▸ **GOAL**
Each line that follows should be printed again exactly as it stands.

▸ **THE RECORDS**

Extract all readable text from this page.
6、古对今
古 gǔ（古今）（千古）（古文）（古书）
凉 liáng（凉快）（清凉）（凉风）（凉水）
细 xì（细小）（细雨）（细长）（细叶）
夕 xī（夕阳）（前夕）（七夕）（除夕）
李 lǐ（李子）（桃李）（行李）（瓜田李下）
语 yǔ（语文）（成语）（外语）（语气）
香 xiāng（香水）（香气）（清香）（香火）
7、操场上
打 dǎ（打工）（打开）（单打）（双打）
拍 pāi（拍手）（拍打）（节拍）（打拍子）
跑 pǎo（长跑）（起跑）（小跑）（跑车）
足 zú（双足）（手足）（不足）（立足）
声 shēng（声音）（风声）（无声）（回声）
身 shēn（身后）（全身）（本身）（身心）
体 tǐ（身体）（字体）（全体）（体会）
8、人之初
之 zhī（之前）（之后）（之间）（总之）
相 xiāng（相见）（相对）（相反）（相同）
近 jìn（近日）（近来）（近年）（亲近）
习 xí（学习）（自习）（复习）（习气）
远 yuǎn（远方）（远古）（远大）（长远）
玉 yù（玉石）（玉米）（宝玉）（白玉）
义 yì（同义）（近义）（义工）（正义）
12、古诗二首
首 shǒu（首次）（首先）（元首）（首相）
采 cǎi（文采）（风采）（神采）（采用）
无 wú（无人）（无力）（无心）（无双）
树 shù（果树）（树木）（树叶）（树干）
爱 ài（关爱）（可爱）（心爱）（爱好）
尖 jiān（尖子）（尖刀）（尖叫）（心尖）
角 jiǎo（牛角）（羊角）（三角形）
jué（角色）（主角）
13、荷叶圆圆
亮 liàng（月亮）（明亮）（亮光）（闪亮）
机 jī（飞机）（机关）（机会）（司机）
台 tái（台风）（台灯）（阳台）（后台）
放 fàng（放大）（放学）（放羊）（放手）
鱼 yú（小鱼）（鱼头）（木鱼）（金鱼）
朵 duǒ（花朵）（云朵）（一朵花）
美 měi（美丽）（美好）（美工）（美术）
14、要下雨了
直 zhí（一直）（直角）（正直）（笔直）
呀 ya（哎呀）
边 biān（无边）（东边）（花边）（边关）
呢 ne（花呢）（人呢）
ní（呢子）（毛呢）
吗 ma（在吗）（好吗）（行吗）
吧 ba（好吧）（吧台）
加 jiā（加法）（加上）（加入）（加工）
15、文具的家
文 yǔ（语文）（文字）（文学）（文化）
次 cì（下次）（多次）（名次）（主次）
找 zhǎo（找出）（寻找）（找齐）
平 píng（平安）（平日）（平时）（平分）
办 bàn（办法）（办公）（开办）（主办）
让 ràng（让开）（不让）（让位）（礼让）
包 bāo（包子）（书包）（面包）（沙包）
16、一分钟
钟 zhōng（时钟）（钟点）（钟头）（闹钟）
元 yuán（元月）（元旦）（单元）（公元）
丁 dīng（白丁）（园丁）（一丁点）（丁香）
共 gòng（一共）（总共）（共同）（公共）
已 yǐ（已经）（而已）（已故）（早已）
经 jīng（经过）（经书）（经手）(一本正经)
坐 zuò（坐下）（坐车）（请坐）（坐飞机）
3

▸ **TASK SOLUTION**
Extract all readable text from this page.
6、古对今
古 gǔ（古今）（千古）（古文）（古书）
凉 liáng（凉快）（清凉）（凉风）（凉水）
细 xì（细小）（细雨）（细长）（细叶）
夕 xī（夕阳）（前夕）（七夕）（除夕）
李 lǐ（李子）（桃李）（行李）（瓜田李下）
语 yǔ（语文）（成语）（外语）（语气）
香 xiāng（香水）（香气）（清香）（香火）
7、操场上
打 dǎ（打工）（打开）（单打）（双打）
拍 pāi（拍手）（拍打）（节拍）（打拍子）
跑 pǎo（长跑）（起跑）（小跑）（跑车）
足 zú（双足）（手足）（不足）（立足）
声 shēng（声音）（风声）（无声）（回声）
身 shēn（身后）（全身）（本身）（身心）
体 tǐ（身体）（字体）（全体）（体会）
8、人之初
之 zhī（之前）（之后）（之间）（总之）
相 xiāng（相见）（相对）（相反）（相同）
近 jìn（近日）（近来）（近年）（亲近）
习 xí（学习）（自习）（复习）（习气）
远 yuǎn（远方）（远古）（远大）（长远）
玉 yù（玉石）（玉米）（宝玉）（白玉）
义 yì（同义）（近义）（义工）（正义）
12、古诗二首
首 shǒu（首次）（首先）（元首）（首相）
采 cǎi（文采）（风采）（神采）（采用）
无 wú（无人）（无力）（无心）（无双）
树 shù（果树）（树木）（树叶）（树干）
爱 ài（关爱）（可爱）（心爱）（爱好）
尖 jiān（尖子）（尖刀）（尖叫）（心尖）
角 jiǎo（牛角）（羊角）（三角形）
jué（角色）（主角）
13、荷叶圆圆
亮 liàng（月亮）（明亮）（亮光）（闪亮）
机 jī（飞机）（机关）（机会）（司机）
台 tái（台风）（台灯）（阳台）（后台）
放 fàng（放大）（放学）（放羊）（放手）
鱼 yú（小鱼）（鱼头）（木鱼）（金鱼）
朵 duǒ（花朵）（云朵）（一朵花）
美 měi（美丽）（美好）（美工）（美术）
14、要下雨了
直 zhí（一直）（直角）（正直）（笔直）
呀 ya（哎呀）
边 biān（无边）（东边）（花边）（边关）
呢 ne（花呢）（人呢）
ní（呢子）（毛呢）
吗 ma（在吗）（好吗）（行吗）
吧 ba（好吧）（吧台）
加 jiā（加法）（加上）（加入）（加工）
15、文具的家
文 yǔ（语文）（文字）（文学）（文化）
次 cì（下次）（多次）（名次）（主次）
找 zhǎo（找出）（寻找）（找齐）
平 píng（平安）（平日）（平时）（平分）
办 bàn（办法）（办公）（开办）（主办）
让 ràng（让开）（不让）（让位）（礼让）
包 bāo（包子）（书包）（面包）（沙包）
16、一分钟
钟 zhōng（时钟）（钟点）（钟头）（闹钟）
元 yuán（元月）（元旦）（单元）（公元）
丁 dīng（白丁）（园丁）（一丁点）（丁香）
共 gòng（一共）（总共）（共同）（公共）
已 yǐ（已经）（而已）（已故）（早已）
经 jīng（经过）（经书）（经手）(一本正经)
坐 zuò（坐下）（坐车）（请坐）（坐飞机）
3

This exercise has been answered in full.